* _Aim_
Can you copy out the data exactly? Leave the images out.
* START *
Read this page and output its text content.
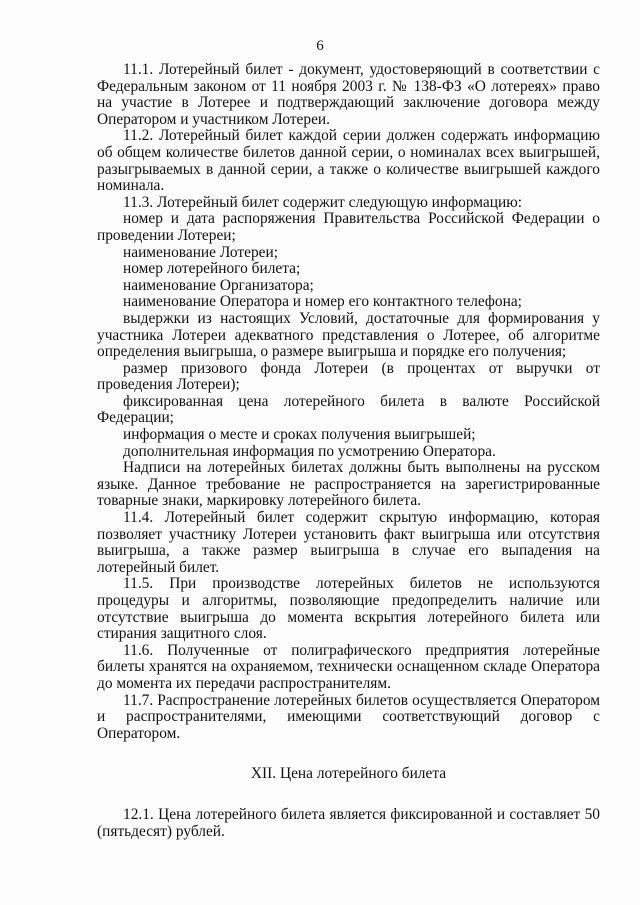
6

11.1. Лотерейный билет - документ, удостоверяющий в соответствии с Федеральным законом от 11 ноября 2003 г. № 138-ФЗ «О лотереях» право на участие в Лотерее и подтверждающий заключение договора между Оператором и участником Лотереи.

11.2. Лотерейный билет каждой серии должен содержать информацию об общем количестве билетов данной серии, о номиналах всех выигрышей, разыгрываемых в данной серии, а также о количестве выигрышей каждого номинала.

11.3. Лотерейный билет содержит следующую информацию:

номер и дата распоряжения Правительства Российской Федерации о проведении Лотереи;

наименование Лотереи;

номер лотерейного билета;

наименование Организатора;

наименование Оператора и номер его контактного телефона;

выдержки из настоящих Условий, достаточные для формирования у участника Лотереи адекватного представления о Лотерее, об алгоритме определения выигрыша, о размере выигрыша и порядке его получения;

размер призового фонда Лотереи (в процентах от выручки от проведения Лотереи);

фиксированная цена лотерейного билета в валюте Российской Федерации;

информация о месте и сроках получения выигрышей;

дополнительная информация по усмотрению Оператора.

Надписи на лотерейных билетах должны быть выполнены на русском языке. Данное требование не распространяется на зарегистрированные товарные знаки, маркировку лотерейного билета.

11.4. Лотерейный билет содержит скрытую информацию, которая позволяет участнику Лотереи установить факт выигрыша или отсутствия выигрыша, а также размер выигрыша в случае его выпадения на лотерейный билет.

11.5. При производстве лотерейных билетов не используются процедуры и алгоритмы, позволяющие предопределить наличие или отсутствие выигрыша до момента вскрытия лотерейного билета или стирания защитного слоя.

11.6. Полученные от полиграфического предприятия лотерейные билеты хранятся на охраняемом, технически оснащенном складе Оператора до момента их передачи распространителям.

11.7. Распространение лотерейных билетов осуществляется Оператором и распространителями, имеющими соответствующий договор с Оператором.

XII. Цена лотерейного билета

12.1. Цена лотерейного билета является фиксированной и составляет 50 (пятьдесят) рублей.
* END *
* _Answer to this exercise_
Read this page and output its text content.
6

11.1. Лотерейный билет - документ, удостоверяющий в соответствии с Федеральным законом от 11 ноября 2003 г. № 138-ФЗ «О лотереях» право на участие в Лотерее и подтверждающий заключение договора между Оператором и участником Лотереи.

11.2. Лотерейный билет каждой серии должен содержать информацию об общем количестве билетов данной серии, о номиналах всех выигрышей, разыгрываемых в данной серии, а также о количестве выигрышей каждого номинала.

11.3. Лотерейный билет содержит следующую информацию:

номер и дата распоряжения Правительства Российской Федерации о проведении Лотереи;

наименование Лотереи;

номер лотерейного билета;

наименование Организатора;

наименование Оператора и номер его контактного телефона;

выдержки из настоящих Условий, достаточные для формирования у участника Лотереи адекватного представления о Лотерее, об алгоритме определения выигрыша, о размере выигрыша и порядке его получения;

размер призового фонда Лотереи (в процентах от выручки от проведения Лотереи);

фиксированная цена лотерейного билета в валюте Российской Федерации;

информация о месте и сроках получения выигрышей;

дополнительная информация по усмотрению Оператора.

Надписи на лотерейных билетах должны быть выполнены на русском языке. Данное требование не распространяется на зарегистрированные товарные знаки, маркировку лотерейного билета.

11.4. Лотерейный билет содержит скрытую информацию, которая позволяет участнику Лотереи установить факт выигрыша или отсутствия выигрыша, а также размер выигрыша в случае его выпадения на лотерейный билет.

11.5. При производстве лотерейных билетов не используются процедуры и алгоритмы, позволяющие предопределить наличие или отсутствие выигрыша до момента вскрытия лотерейного билета или стирания защитного слоя.

11.6. Полученные от полиграфического предприятия лотерейные билеты хранятся на охраняемом, технически оснащенном складе Оператора до момента их передачи распространителям.

11.7. Распространение лотерейных билетов осуществляется Оператором и распространителями, имеющими соответствующий договор с Оператором.

XII. Цена лотерейного билета

12.1. Цена лотерейного билета является фиксированной и составляет 50 (пятьдесят) рублей.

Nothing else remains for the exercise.